_Exercise requirements_
Lines containing the word "SYSTEMS" need to be counted. Please reply with how many there are, and nothing else.

_The records_

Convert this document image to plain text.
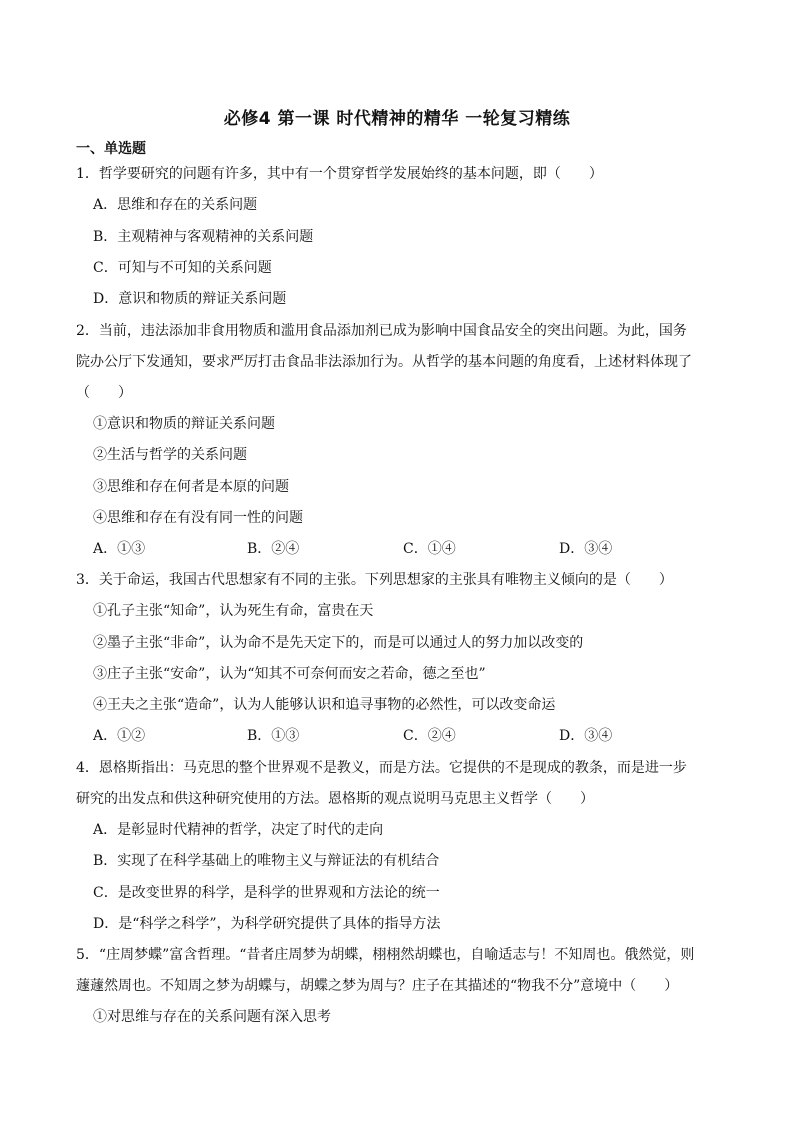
必修4 第一课 时代精神的精华 一轮复习精练
一、单选题
1．哲学要研究的问题有许多，其中有一个贯穿哲学发展始终的基本问题，即（　　）
A．思维和存在的关系问题
B．主观精神与客观精神的关系问题
C．可知与不可知的关系问题
D．意识和物质的辩证关系问题
2．当前，违法添加非食用物质和滥用食品添加剂已成为影响中国食品安全的突出问题。为此，国务
院办公厅下发通知，要求严厉打击食品非法添加行为。从哲学的基本问题的角度看，上述材料体现了
（　　）
①意识和物质的辩证关系问题
②生活与哲学的关系问题
③思维和存在何者是本原的问题
④思维和存在有没有同一性的问题
A．①③	B．②④	C．①④	D．③④
3．关于命运，我国古代思想家有不同的主张。下列思想家的主张具有唯物主义倾向的是（　　）
①孔子主张“知命”，认为死生有命，富贵在天
②墨子主张“非命”，认为命不是先天定下的，而是可以通过人的努力加以改变的
③庄子主张“安命”，认为“知其不可奈何而安之若命，德之至也”
④王夫之主张“造命”，认为人能够认识和追寻事物的必然性，可以改变命运
A．①②	B．①③	C．②④	D．③④
4．恩格斯指出：马克思的整个世界观不是教义，而是方法。它提供的不是现成的教条，而是进一步
研究的出发点和供这种研究使用的方法。恩格斯的观点说明马克思主义哲学（　　）
A．是彰显时代精神的哲学，决定了时代的走向
B．实现了在科学基础上的唯物主义与辩证法的有机结合
C．是改变世界的科学，是科学的世界观和方法论的统一
D．是“科学之科学”，为科学研究提供了具体的指导方法
5．“庄周梦蝶”富含哲理。“昔者庄周梦为胡蝶，栩栩然胡蝶也，自喻适志与！不知周也。俄然觉，则
蘧蘧然周也。不知周之梦为胡蝶与，胡蝶之梦为周与？庄子在其描述的“物我不分”意境中（　　）
①对思维与存在的关系问题有深入思考
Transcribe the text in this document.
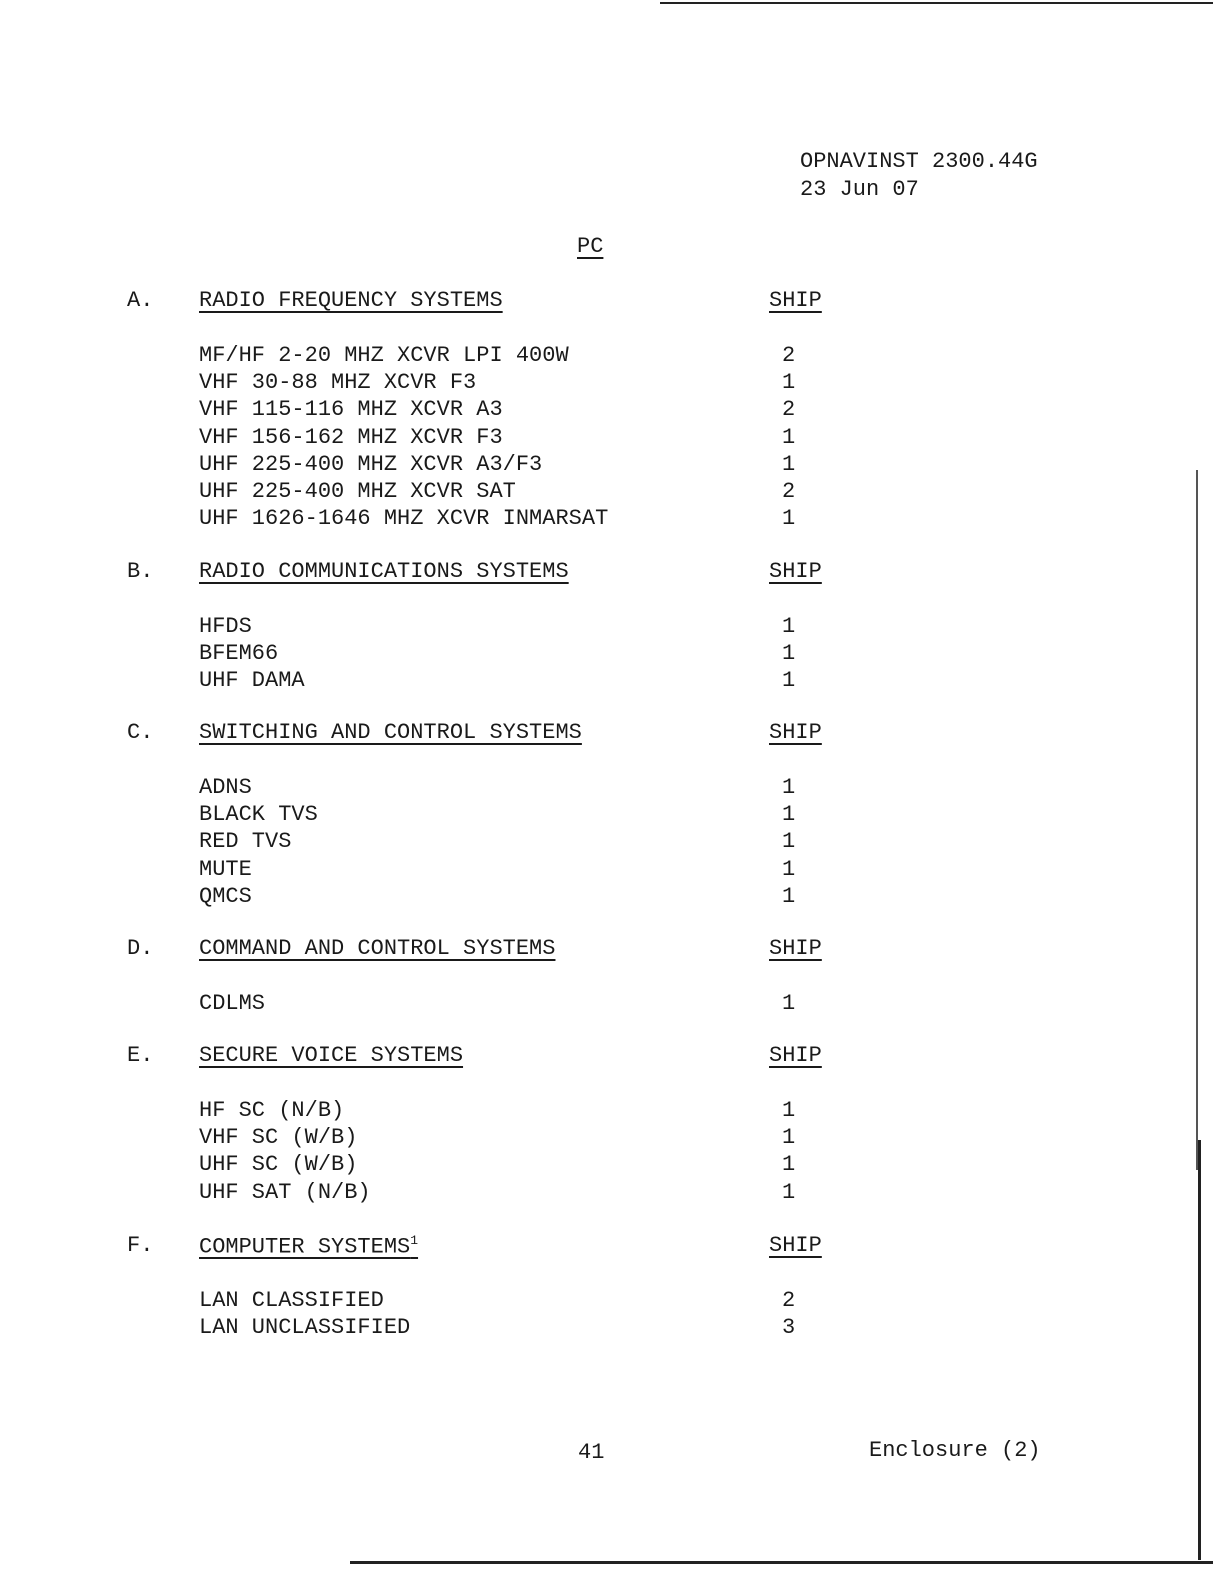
OPNAVINST 2300.44G
23 Jun 07
PC
A. RADIO FREQUENCY SYSTEMS	SHIP
MF/HF 2-20 MHZ XCVR LPI 400W	2
VHF 30-88 MHZ XCVR F3	1
VHF 115-116 MHZ XCVR A3	2
VHF 156-162 MHZ XCVR F3	1
UHF 225-400 MHZ XCVR A3/F3	1
UHF 225-400 MHZ XCVR SAT	2
UHF 1626-1646 MHZ XCVR INMARSAT	1
B. RADIO COMMUNICATIONS SYSTEMS	SHIP
HFDS	1
BFEM66	1
UHF DAMA	1
C. SWITCHING AND CONTROL SYSTEMS	SHIP
ADNS	1
BLACK TVS	1
RED TVS	1
MUTE	1
QMCS	1
D. COMMAND AND CONTROL SYSTEMS	SHIP
CDLMS	1
E. SECURE VOICE SYSTEMS	SHIP
HF SC (N/B)	1
VHF SC (W/B)	1
UHF SC (W/B)	1
UHF SAT (N/B)	1
F. COMPUTER SYSTEMS$^1$	SHIP
LAN CLASSIFIED	2
LAN UNCLASSIFIED	3
41	Enclosure (2)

_Solution for this problem_
6